SELECTED TEXT:
========================================================================

I'm much wiser about Moreno ewes and the advantages of covering them with Leicester rams to produce fat lambs!

Chris' 30 foot EME dish is a sight to behold. Real bush engineering at its very best. I also got to the see the site of the famous 2m Rhombic antenna (alas, no more).

So, Holy smoke?

I was invited for a ride on the fire engine whilst it was taken for its weekly run out to charge the batteries and check all the radios etc worked as they should. A 4 wheel drive, 3000 litre pump is an awe inspiring vehicle. And, hey, I didn't get to ring the bell! These engines are similar to the types used to fight the recent Victoria forest fires near Melbourne.

Bat caves?

We visited the Narrocort fossil caves and wet caves. These are interesting as these World Heritage sites contain the remains (not fossils) of Australian animals and reptiles going back 480 thousand years. A site well worth the visit.

Anyway, enough from me for the moment. I'll have more to write about tomorrow. BTW. We are taking less of a ribbing about the cricket at the moment...........

Sam and Shirley in Adelaide.

Tuesday, 18 August 2009

Time to re-acquaint ourselves with Adelaide

A CODAN HF vertical antenna on the front of the coach.

Sunset from the picnic spot in Toowoomba, QLD.

We had a 'down' day yesterday after two weeks of being constantly on the go. Today we will take a drive over to the coast and enjoy the scenery along the Gulf of St Vincent. The weather forecasters have promised a warmer day than yesterday, when it only reached the mid teens. Today we should reach around 20C. At least the sun is out and that makes all the difference. Although it rained yesterday and goodness knows that they need the rain down here, that did make it seem duller and colder than it actually was. I didn't even venture outside yesterday!
I'm looking forward to re-newing old acquaintances at this evening's meeting.

I did learn one piece of information about Adelaide. That is where those HF verticals mounted on all the AAT Kings coaches I mentioned, are actually made. I don't suppose I will get to see the factory though.

Monday, 17 August 2009

A few more pictures

View across the Brisbane River from the 'Wheel' on the South Bank

View along the Brisbane River from one of the City Cats

Queensland, you beaut!

Monday 17th
We are now back in Adelaide and definitely back into winter!

Our trip to Brisbane was really great. We had 4 days there and I've already written about our time with Doug and Ruth and our visit to the coast at Moreton Bay (OK. I got the spelling wrong the first time!).
I've already mentioned our visit to Australia Zoo at Beerwah, in the Glasshouse Mountains area of Queensland. If you are in Queensland, this is one not to be missed.

Our friends Rod and Maree took us out to see Ipswich and then on to Toowoomba on Saturday.

========================================================================

WHAT TO DO:
(A) Update the rows from the first one through the line containing "y-axis-tick-label: $50B xyxy=(49,496,90,515)", changing "y-axis-tick-label" to "y-tick-label" and leaving everything else as it is.
(B) Write what comes next in the Australian travel blog, starting after its final sentence.

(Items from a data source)

========================================================================

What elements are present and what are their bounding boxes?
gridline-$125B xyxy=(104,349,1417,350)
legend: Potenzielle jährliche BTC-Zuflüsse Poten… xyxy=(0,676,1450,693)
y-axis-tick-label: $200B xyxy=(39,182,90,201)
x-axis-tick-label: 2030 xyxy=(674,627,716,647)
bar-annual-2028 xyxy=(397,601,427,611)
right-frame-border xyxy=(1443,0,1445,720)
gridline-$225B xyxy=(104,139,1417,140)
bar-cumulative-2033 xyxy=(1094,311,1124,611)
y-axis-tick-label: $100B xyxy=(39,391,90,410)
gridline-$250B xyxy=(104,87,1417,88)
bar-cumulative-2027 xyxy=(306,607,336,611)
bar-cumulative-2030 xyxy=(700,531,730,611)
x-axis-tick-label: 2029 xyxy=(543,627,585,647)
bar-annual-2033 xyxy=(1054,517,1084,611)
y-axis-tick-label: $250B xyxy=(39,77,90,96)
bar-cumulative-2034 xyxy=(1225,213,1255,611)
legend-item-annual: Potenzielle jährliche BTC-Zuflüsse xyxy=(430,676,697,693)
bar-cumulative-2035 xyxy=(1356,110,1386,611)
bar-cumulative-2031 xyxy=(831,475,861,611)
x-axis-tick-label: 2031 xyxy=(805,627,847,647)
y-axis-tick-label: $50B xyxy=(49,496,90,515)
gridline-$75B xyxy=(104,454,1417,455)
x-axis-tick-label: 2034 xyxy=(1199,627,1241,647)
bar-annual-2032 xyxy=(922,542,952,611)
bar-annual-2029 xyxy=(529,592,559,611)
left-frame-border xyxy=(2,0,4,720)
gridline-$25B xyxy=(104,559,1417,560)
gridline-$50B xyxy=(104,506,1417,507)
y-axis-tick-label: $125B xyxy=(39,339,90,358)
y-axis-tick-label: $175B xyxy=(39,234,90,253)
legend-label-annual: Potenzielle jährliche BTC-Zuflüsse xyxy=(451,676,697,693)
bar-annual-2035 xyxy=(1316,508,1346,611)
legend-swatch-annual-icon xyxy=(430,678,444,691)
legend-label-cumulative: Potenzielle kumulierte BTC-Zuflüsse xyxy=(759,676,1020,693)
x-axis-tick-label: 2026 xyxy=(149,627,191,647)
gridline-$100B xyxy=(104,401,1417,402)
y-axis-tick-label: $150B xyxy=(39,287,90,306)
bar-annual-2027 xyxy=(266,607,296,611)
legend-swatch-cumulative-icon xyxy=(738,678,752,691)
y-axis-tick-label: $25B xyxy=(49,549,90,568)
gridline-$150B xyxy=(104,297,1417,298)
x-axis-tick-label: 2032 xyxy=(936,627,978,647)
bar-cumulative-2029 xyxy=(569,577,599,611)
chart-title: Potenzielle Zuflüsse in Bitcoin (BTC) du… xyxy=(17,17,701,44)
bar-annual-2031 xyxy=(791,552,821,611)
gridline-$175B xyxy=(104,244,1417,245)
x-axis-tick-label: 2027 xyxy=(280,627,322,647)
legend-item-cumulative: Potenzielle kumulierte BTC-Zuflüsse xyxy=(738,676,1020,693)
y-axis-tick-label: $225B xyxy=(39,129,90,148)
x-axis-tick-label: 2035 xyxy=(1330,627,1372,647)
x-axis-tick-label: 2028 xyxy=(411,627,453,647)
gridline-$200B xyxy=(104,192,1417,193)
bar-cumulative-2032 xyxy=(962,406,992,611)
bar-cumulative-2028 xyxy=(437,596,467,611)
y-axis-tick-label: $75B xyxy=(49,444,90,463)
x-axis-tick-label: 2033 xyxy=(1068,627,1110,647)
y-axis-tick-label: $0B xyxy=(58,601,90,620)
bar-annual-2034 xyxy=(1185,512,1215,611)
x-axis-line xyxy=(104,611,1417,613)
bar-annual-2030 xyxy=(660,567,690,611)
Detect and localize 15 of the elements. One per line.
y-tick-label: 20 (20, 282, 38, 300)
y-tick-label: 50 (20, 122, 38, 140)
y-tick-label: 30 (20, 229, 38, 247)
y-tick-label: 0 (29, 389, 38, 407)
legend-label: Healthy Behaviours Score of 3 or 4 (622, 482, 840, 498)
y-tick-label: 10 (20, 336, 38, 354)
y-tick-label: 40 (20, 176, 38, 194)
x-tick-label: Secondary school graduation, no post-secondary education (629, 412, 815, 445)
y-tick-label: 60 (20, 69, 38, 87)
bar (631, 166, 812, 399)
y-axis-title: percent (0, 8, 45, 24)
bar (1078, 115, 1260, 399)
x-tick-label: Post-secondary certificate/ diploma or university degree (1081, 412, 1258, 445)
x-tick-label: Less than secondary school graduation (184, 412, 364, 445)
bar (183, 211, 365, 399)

========================================================================

EXERCISE RESULTS:
(A)
What elements are present and what are their bounding boxes?
gridline-$125B xyxy=(104,349,1417,350)
legend: Potenzielle jährliche BTC-Zuflüsse Poten… xyxy=(0,676,1450,693)
y-tick-label: $200B xyxy=(39,182,90,201)
x-axis-tick-label: 2030 xyxy=(674,627,716,647)
bar-annual-2028 xyxy=(397,601,427,611)
right-frame-border xyxy=(1443,0,1445,720)
gridline-$225B xyxy=(104,139,1417,140)
bar-cumulative-2033 xyxy=(1094,311,1124,611)
y-tick-label: $100B xyxy=(39,391,90,410)
gridline-$250B xyxy=(104,87,1417,88)
bar-cumulative-2027 xyxy=(306,607,336,611)
bar-cumulative-2030 xyxy=(700,531,730,611)
x-axis-tick-label: 2029 xyxy=(543,627,585,647)
bar-annual-2033 xyxy=(1054,517,1084,611)
y-tick-label: $250B xyxy=(39,77,90,96)
bar-cumulative-2034 xyxy=(1225,213,1255,611)
legend-item-annual: Potenzielle jährliche BTC-Zuflüsse xyxy=(430,676,697,693)
bar-cumulative-2035 xyxy=(1356,110,1386,611)
bar-cumulative-2031 xyxy=(831,475,861,611)
x-axis-tick-label: 2031 xyxy=(805,627,847,647)
y-tick-label: $50B xyxy=(49,496,90,515)

(B)
Toowoomba lies about 150km west of Brisbane and beyond the Great Dividing Range that runs much of the length of the continent. This now much-eroded mountain range separates Australia from Sydney! According to some, Sydney is Australia and the rest is just the bush....

Toowoomba is a growing town that lies amongst a field of small extinct volcanic cones in an area that is seeing unprecedented growth as people move out from other, crowded (!), areas of Australia.

We were taken to the QTH of Phil, VK4CDI, another 23cm EME op and someone I'd met at the Florence EME conference last year.
John (VK4TJ?), an ex-VE, was also at Phil's QTH and Rod, Phil, John and I spent a good amount of time discussing Phil's EME dish and 2m/70m EME arrays whilst the girls chatted about the wonderful scenery of Toowoomba and the look out from Phil's home.

After a visit to the top of the nearby volcanic hill, with its fantastic views in all directions, we visited another even higher hill (Picnic Hill?) with an outlook south towards Sydney and east towards Brisbane. It was a cool evening and with the Australian flag fluttering from the enormous flag pole, it was quite breathtaking. Time for the drive back to Brisi and some dinner!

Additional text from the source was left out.